**Study text**.
The underlying mechanism between NLR increase and poor prognosis is involved in the overactivation of inflammatory responses and immunosuppression. Neutrophils are short-lived, innate immune cells and play a limited immunological role. After cerebral infarction, neutrophils migrate toward the ischemic area through the disrupted blood-brain barrier under the mediation of cytokines and chemokines.18 Meanwhile, neutrophils release oxygen radicals and matrix metalloproteinases to further disrupt the blood-brain barrier and recruit more immune cells, worsening tissue edema and inducing cell death.19 A study revealed that inhibiting neutrophil aggregation in the ischemic penumbra could alleviate neurological deficits in mouse models.20 Lymphocytes also play a vital role in the immune response after cerebral infarction. They are detected in the cerebral tissues within 24 h of ischemic stroke and continue to increase to exert neuroprotective effects.21 Patients with large-vessel occlusive stroke have significantly increased levels of WBC and lymphocytes, and the elevation is closely associated with patient prognosis. This study indicated that vessel occlusion could induce an inflammatory response in cerebral tissues.22 Another study revealed that after cerebral infarction, increased lymphocytes mediate the autoimmune response and release oxygen radicals and inflammatory factors to aggravate brain injury.23 This discrepancy between the two studies might be due to different lymphocyte subgroups. CD4+ regulatory T lymphocytes are a subgroup of CD4+ T cells that are immunosuppressive and decrease the production of inflammatory factors, playing a protective role against multiple ischemic diseases including ischemic stroke.24 It was demonstrated that a decrease in regulatory T lymphocytes was interrelated with a poor prognosis in cerebral infarction patients.25 Regulatory T lymphocytes may exert neuroprotective effects by maintaining the integrity of the blood-brain barrier, inhibiting the activation of microglial cells, and regulating the microglial phenotype transformation.24

The limitations of this study reside in three aspects. First, the study has a selection bias since it is a single-center retrospective study with a small sample size. Second, the NLR level was not dynamically monitored. Last, occluded internal carotid artery was not further assessed via high-resolution MR. In the future, a multi-center study with larger sample size is required.

**Provided records**.
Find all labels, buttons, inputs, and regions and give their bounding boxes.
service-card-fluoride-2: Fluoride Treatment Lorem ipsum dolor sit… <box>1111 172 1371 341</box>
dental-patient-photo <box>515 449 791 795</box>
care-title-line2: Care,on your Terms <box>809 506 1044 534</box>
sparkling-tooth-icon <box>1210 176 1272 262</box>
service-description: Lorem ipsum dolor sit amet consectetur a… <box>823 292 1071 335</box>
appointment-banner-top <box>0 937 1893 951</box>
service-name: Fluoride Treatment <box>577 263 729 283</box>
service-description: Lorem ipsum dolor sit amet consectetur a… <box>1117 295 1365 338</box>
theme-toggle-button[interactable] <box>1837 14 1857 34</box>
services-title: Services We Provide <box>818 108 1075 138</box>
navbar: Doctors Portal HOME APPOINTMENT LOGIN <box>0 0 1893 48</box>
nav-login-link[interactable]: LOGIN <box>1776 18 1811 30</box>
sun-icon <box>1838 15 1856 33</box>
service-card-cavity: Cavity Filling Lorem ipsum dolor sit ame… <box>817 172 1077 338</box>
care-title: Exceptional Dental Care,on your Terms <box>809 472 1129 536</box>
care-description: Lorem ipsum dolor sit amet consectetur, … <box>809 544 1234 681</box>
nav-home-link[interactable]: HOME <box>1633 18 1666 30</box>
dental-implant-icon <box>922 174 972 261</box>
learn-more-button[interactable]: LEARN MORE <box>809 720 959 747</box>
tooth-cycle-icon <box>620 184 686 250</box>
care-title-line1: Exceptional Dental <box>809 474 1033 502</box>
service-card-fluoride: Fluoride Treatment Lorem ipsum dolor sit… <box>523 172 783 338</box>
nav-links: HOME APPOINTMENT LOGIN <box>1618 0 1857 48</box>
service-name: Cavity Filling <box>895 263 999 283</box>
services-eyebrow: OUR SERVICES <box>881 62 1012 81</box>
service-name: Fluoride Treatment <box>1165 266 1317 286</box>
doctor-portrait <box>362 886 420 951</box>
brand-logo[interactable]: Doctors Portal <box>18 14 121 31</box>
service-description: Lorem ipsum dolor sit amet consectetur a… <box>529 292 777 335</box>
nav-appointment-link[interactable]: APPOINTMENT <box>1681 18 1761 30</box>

**Work task A**. In the passage on NLR and stroke prognosis, replace "single-center" with "two-center" and give the part from "The limitations of" up to and including "size is required.".
**Work task B**. According to the passage on NLR and stroke prognosis, how soon after ischemic stroke are lymphocytes detected in the cerebral tissues?
**Work task C**. Continue the passage on NLR and stroke prognosis from its last sentence.
The lines come from a separate source.

**Expected output A**.
The limitations of this study reside in three aspects. First, the study has a selection bias since it is a two-center retrospective study with a small sample size. Second, the NLR level was not dynamically monitored. Last, occluded internal carotid artery was not further assessed via high-resolution MR. In the future, a multi-center study with larger sample size is required.

**Expected output B**. Within 24 hours.

**Expected output C**.
Conclusion

Taken together, neutrophils and lymphocytes are crucial in cerebral infarction given their regulatory role in neuroinflammation and neuroprotective effects. NLR is an inflammatory index that is easy to acquire and low cost, and a high NLR level is correlated with a poor prognosis; thus, an increased NLR level can be used as an indicator of poor 3-month prognosis in CICAO patients with cerebral infarction.

Ethical Approval

The study was approved by the Ethical Committee of Suzhou Ninth People’s Hospital (No. KY2022-008-01) and conducted in accordance with the Declaration of Helsinki.

Funding

This work was supported by the Suzhou Youth Science and technology project (KJXW2016065) and Basic research of Suzhou Medical and health care (SYSD2020044).

Disclosure

The authors declared no potential conflicts of interest with respect to the research, authorship, and/or publication of this article.